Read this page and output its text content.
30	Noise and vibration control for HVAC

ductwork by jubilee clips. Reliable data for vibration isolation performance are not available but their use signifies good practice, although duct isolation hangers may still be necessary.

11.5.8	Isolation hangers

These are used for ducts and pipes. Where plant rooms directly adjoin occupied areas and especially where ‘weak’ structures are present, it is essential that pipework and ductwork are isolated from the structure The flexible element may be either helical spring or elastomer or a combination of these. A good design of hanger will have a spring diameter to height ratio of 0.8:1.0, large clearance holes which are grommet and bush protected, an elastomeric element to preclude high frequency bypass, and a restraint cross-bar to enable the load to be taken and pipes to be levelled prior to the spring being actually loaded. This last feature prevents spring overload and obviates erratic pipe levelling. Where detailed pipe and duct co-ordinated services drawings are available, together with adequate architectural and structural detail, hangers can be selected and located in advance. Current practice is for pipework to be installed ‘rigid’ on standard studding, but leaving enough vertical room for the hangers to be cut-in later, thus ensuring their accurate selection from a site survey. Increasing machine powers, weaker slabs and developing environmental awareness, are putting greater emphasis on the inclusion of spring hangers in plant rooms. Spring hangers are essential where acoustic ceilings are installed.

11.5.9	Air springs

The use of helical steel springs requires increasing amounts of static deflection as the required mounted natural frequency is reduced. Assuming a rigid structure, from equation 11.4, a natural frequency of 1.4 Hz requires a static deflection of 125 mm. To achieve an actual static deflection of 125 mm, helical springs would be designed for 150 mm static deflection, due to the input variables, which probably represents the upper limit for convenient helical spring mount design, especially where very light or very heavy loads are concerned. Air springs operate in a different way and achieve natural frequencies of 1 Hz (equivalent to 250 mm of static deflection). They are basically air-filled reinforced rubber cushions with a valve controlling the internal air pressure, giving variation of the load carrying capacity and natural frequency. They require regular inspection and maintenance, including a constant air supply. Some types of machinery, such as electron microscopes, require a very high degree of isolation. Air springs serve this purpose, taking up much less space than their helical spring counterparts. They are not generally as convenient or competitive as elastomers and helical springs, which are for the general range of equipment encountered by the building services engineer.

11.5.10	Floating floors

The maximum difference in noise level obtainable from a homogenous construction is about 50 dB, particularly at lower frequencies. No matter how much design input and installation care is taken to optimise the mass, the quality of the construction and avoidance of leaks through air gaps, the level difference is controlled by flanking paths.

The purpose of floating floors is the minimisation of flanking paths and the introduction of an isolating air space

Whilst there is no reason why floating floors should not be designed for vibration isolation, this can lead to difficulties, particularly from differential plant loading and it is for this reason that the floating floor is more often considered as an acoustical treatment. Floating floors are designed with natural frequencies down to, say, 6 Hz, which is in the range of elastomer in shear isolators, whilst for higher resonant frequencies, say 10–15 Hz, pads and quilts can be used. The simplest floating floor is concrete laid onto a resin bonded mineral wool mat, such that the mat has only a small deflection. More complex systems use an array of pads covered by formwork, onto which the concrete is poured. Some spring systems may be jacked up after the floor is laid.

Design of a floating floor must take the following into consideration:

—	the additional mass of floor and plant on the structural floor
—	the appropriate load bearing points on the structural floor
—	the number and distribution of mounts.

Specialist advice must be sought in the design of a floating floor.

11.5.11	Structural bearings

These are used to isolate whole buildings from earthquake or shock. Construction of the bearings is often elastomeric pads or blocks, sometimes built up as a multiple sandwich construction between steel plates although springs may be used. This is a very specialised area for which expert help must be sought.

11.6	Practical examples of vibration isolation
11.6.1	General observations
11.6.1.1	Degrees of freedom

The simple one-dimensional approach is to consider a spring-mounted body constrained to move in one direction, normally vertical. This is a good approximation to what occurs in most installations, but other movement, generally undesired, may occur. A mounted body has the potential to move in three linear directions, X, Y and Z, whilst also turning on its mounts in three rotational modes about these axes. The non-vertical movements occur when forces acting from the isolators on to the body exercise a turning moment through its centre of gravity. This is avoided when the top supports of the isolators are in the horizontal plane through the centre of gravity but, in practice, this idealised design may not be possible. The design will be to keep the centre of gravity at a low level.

= = =

- [Problem to work on] Show the data once more, exactly as it was written.

- [Problem solution]
Read this page and output its text content.
30	Noise and vibration control for HVAC

ductwork by jubilee clips. Reliable data for vibration isolation performance are not available but their use signifies good practice, although duct isolation hangers may still be necessary.

11.5.8	Isolation hangers

These are used for ducts and pipes. Where plant rooms directly adjoin occupied areas and especially where ‘weak’ structures are present, it is essential that pipework and ductwork are isolated from the structure The flexible element may be either helical spring or elastomer or a combination of these. A good design of hanger will have a spring diameter to height ratio of 0.8:1.0, large clearance holes which are grommet and bush protected, an elastomeric element to preclude high frequency bypass, and a restraint cross-bar to enable the load to be taken and pipes to be levelled prior to the spring being actually loaded. This last feature prevents spring overload and obviates erratic pipe levelling. Where detailed pipe and duct co-ordinated services drawings are available, together with adequate architectural and structural detail, hangers can be selected and located in advance. Current practice is for pipework to be installed ‘rigid’ on standard studding, but leaving enough vertical room for the hangers to be cut-in later, thus ensuring their accurate selection from a site survey. Increasing machine powers, weaker slabs and developing environmental awareness, are putting greater emphasis on the inclusion of spring hangers in plant rooms. Spring hangers are essential where acoustic ceilings are installed.

11.5.9	Air springs

The use of helical steel springs requires increasing amounts of static deflection as the required mounted natural frequency is reduced. Assuming a rigid structure, from equation 11.4, a natural frequency of 1.4 Hz requires a static deflection of 125 mm. To achieve an actual static deflection of 125 mm, helical springs would be designed for 150 mm static deflection, due to the input variables, which probably represents the upper limit for convenient helical spring mount design, especially where very light or very heavy loads are concerned. Air springs operate in a different way and achieve natural frequencies of 1 Hz (equivalent to 250 mm of static deflection). They are basically air-filled reinforced rubber cushions with a valve controlling the internal air pressure, giving variation of the load carrying capacity and natural frequency. They require regular inspection and maintenance, including a constant air supply. Some types of machinery, such as electron microscopes, require a very high degree of isolation. Air springs serve this purpose, taking up much less space than their helical spring counterparts. They are not generally as convenient or competitive as elastomers and helical springs, which are for the general range of equipment encountered by the building services engineer.

11.5.10	Floating floors

The maximum difference in noise level obtainable from a homogenous construction is about 50 dB, particularly at lower frequencies. No matter how much design input and installation care is taken to optimise the mass, the quality of the construction and avoidance of leaks through air gaps, the level difference is controlled by flanking paths.

The purpose of floating floors is the minimisation of flanking paths and the introduction of an isolating air space

Whilst there is no reason why floating floors should not be designed for vibration isolation, this can lead to difficulties, particularly from differential plant loading and it is for this reason that the floating floor is more often considered as an acoustical treatment. Floating floors are designed with natural frequencies down to, say, 6 Hz, which is in the range of elastomer in shear isolators, whilst for higher resonant frequencies, say 10–15 Hz, pads and quilts can be used. The simplest floating floor is concrete laid onto a resin bonded mineral wool mat, such that the mat has only a small deflection. More complex systems use an array of pads covered by formwork, onto which the concrete is poured. Some spring systems may be jacked up after the floor is laid.

Design of a floating floor must take the following into consideration:

—	the additional mass of floor and plant on the structural floor
—	the appropriate load bearing points on the structural floor
—	the number and distribution of mounts.

Specialist advice must be sought in the design of a floating floor.

11.5.11	Structural bearings

These are used to isolate whole buildings from earthquake or shock. Construction of the bearings is often elastomeric pads or blocks, sometimes built up as a multiple sandwich construction between steel plates although springs may be used. This is a very specialised area for which expert help must be sought.

11.6	Practical examples of vibration isolation
11.6.1	General observations
11.6.1.1	Degrees of freedom

The simple one-dimensional approach is to consider a spring-mounted body constrained to move in one direction, normally vertical. This is a good approximation to what occurs in most installations, but other movement, generally undesired, may occur. A mounted body has the potential to move in three linear directions, X, Y and Z, whilst also turning on its mounts in three rotational modes about these axes. The non-vertical movements occur when forces acting from the isolators on to the body exercise a turning moment through its centre of gravity. This is avoided when the top supports of the isolators are in the horizontal plane through the centre of gravity but, in practice, this idealised design may not be possible. The design will be to keep the centre of gravity at a low level.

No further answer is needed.